* **DATASET RECORDS**
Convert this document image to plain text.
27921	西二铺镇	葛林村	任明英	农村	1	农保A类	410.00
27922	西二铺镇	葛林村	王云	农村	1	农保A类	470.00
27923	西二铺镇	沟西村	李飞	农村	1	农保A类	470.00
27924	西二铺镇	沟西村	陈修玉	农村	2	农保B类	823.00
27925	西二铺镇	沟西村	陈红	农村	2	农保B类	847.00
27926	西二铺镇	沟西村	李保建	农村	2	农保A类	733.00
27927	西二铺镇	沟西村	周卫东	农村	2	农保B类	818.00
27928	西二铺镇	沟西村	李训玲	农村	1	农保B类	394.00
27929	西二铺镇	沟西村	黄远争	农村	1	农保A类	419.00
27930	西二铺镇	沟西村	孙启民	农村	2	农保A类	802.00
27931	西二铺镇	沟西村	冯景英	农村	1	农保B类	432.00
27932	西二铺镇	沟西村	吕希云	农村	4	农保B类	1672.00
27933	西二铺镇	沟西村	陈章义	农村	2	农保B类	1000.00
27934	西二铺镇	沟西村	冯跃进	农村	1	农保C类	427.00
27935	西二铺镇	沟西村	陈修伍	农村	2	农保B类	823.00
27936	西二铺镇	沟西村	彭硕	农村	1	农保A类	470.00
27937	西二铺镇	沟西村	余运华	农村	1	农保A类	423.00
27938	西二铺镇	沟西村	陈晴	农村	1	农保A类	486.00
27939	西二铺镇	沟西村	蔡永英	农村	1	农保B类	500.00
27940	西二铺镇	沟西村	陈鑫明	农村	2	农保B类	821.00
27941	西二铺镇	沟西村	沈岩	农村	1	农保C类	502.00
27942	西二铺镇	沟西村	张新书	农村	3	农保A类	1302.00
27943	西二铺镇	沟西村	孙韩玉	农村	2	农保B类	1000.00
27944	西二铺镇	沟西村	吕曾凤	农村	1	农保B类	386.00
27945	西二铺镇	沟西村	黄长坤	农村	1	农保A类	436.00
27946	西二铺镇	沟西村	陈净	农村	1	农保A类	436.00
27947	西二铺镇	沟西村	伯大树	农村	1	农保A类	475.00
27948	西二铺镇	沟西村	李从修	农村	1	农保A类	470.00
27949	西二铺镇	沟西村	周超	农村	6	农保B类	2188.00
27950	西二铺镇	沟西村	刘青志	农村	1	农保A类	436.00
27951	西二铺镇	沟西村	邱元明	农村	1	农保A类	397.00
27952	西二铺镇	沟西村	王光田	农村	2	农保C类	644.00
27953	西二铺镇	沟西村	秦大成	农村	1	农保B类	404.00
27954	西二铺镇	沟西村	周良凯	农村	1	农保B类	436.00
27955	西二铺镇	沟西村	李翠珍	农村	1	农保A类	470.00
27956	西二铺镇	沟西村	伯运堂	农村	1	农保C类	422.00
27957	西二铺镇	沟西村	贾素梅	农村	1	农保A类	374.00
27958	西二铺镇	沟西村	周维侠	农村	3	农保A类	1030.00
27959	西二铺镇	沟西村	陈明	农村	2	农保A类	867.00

* **AIM OF THE EXERCISE**
List every line above that holds the word "农保C类".

* **RESPONSE BELOW**
27934	西二铺镇	沟西村	冯跃进	农村	1	农保C类	427.00
27941	西二铺镇	沟西村	沈岩	农村	1	农保C类	502.00
27952	西二铺镇	沟西村	王光田	农村	2	农保C类	644.00
27956	西二铺镇	沟西村	伯运堂	农村	1	农保C类	422.00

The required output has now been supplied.